[Items from a data source]
**********
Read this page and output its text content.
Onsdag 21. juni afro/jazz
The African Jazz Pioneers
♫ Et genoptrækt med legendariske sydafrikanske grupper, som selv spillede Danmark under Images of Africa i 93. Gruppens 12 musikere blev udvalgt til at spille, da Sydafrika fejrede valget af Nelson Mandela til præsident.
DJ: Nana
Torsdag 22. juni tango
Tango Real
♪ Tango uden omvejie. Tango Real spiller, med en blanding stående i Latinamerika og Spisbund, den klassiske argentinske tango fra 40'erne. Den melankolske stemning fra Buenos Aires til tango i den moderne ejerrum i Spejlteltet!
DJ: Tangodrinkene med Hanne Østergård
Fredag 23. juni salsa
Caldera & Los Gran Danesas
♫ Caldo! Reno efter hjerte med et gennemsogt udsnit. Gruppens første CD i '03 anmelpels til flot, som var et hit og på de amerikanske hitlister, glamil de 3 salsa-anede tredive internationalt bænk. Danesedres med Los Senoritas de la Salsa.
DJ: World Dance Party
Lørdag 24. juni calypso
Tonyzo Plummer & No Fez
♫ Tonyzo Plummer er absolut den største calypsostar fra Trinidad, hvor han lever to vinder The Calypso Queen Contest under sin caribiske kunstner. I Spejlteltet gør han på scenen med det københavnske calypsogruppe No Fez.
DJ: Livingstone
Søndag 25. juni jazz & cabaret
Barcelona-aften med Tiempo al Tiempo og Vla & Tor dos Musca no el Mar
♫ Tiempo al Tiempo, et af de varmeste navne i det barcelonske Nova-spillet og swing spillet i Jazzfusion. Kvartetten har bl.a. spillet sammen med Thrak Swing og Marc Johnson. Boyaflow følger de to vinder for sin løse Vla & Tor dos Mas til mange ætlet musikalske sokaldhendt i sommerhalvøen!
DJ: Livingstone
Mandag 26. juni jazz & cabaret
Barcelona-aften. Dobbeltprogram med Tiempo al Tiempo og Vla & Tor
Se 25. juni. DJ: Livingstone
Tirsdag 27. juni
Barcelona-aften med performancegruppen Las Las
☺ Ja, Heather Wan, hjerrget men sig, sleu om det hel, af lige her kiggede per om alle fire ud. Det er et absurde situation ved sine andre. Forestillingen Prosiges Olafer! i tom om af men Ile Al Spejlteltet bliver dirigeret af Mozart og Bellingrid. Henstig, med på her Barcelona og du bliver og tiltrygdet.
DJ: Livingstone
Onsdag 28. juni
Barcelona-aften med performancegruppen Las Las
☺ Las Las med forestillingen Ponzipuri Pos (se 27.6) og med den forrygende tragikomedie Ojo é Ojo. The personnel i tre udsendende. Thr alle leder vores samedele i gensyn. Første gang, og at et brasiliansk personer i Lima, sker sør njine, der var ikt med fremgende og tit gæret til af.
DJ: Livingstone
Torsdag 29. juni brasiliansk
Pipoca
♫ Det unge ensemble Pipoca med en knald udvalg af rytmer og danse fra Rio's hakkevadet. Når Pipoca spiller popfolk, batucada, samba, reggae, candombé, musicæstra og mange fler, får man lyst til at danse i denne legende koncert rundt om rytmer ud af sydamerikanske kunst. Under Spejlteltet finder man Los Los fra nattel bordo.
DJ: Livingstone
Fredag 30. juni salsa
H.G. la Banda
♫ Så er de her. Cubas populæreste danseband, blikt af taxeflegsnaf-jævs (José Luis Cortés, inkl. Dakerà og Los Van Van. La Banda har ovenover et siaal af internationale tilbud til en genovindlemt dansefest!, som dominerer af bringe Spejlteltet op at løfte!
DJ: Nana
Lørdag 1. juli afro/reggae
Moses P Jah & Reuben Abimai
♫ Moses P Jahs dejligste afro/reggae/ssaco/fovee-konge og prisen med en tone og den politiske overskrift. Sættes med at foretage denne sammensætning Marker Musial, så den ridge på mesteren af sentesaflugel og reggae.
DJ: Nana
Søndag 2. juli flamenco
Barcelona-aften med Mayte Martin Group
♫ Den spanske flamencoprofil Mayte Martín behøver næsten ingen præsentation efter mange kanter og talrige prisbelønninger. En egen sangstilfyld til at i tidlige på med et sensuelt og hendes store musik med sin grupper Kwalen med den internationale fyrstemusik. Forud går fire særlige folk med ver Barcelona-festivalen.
**********
EXERCISE REQUIREMENTS:
In the entries above, count each line that holds "vinder". Give the total and nothing else.

FINISHED EXERCISE:
2